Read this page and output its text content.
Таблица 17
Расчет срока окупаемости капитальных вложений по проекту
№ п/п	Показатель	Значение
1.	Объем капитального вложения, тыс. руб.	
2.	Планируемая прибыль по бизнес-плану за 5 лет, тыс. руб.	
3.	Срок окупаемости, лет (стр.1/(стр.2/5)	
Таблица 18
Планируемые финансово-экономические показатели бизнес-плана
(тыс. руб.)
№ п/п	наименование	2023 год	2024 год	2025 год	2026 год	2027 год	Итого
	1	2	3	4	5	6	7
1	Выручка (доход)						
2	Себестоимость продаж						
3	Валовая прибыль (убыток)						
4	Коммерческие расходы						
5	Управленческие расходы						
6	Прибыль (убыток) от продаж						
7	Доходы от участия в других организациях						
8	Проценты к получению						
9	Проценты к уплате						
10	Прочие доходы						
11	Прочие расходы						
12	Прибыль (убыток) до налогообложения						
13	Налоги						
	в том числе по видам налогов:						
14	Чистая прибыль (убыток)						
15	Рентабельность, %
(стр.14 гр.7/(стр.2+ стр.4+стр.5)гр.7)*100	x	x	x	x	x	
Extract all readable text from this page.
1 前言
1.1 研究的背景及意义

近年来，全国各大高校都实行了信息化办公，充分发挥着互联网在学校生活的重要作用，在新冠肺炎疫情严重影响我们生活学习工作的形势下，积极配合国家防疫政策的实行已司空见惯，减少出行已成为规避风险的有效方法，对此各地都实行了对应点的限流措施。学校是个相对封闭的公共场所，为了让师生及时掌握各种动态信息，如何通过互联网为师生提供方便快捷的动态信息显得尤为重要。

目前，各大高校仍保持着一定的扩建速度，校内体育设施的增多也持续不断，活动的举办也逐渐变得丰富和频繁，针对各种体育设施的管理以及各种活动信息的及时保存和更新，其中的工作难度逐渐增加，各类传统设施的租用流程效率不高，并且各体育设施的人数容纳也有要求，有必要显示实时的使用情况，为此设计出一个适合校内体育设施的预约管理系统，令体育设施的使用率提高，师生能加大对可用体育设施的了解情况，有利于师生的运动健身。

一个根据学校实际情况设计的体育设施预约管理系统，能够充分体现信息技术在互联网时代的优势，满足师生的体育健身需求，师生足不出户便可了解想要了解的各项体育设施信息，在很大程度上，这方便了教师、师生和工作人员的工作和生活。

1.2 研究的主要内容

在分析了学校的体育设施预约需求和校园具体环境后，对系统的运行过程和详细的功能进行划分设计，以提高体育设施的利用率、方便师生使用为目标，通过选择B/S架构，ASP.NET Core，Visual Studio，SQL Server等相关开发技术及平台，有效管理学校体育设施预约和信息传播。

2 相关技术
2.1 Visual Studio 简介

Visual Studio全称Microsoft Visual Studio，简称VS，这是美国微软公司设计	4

## SET EXERCISE
Set down the entries verbatim, leaving none out.

## THE SOLUTION
Read this page and output its text content.
Таблица 17
Расчет срока окупаемости капитальных вложений по проекту
№ п/п	Показатель	Значение
1.	Объем капитального вложения, тыс. руб.	
2.	Планируемая прибыль по бизнес-плану за 5 лет, тыс. руб.	
3.	Срок окупаемости, лет (стр.1/(стр.2/5)	
Таблица 18
Планируемые финансово-экономические показатели бизнес-плана
(тыс. руб.)
№ п/п	наименование	2023 год	2024 год	2025 год	2026 год	2027 год	Итого
	1	2	3	4	5	6	7
1	Выручка (доход)						
2	Себестоимость продаж						
3	Валовая прибыль (убыток)						
4	Коммерческие расходы						
5	Управленческие расходы						
6	Прибыль (убыток) от продаж						
7	Доходы от участия в других организациях						
8	Проценты к получению						
9	Проценты к уплате						
10	Прочие доходы						
11	Прочие расходы						
12	Прибыль (убыток) до налогообложения						
13	Налоги						
	в том числе по видам налогов:						
14	Чистая прибыль (убыток)						
15	Рентабельность, %
(стр.14 гр.7/(стр.2+ стр.4+стр.5)гр.7)*100	x	x	x	x	x	
Extract all readable text from this page.
1 前言
1.1 研究的背景及意义

近年来，全国各大高校都实行了信息化办公，充分发挥着互联网在学校生活的重要作用，在新冠肺炎疫情严重影响我们生活学习工作的形势下，积极配合国家防疫政策的实行已司空见惯，减少出行已成为规避风险的有效方法，对此各地都实行了对应点的限流措施。学校是个相对封闭的公共场所，为了让师生及时掌握各种动态信息，如何通过互联网为师生提供方便快捷的动态信息显得尤为重要。

目前，各大高校仍保持着一定的扩建速度，校内体育设施的增多也持续不断，活动的举办也逐渐变得丰富和频繁，针对各种体育设施的管理以及各种活动信息的及时保存和更新，其中的工作难度逐渐增加，各类传统设施的租用流程效率不高，并且各体育设施的人数容纳也有要求，有必要显示实时的使用情况，为此设计出一个适合校内体育设施的预约管理系统，令体育设施的使用率提高，师生能加大对可用体育设施的了解情况，有利于师生的运动健身。

一个根据学校实际情况设计的体育设施预约管理系统，能够充分体现信息技术在互联网时代的优势，满足师生的体育健身需求，师生足不出户便可了解想要了解的各项体育设施信息，在很大程度上，这方便了教师、师生和工作人员的工作和生活。

1.2 研究的主要内容

在分析了学校的体育设施预约需求和校园具体环境后，对系统的运行过程和详细的功能进行划分设计，以提高体育设施的利用率、方便师生使用为目标，通过选择B/S架构，ASP.NET Core，Visual Studio，SQL Server等相关开发技术及平台，有效管理学校体育设施预约和信息传播。

2 相关技术
2.1 Visual Studio 简介

Visual Studio全称Microsoft Visual Studio，简称VS，这是美国微软公司设计	4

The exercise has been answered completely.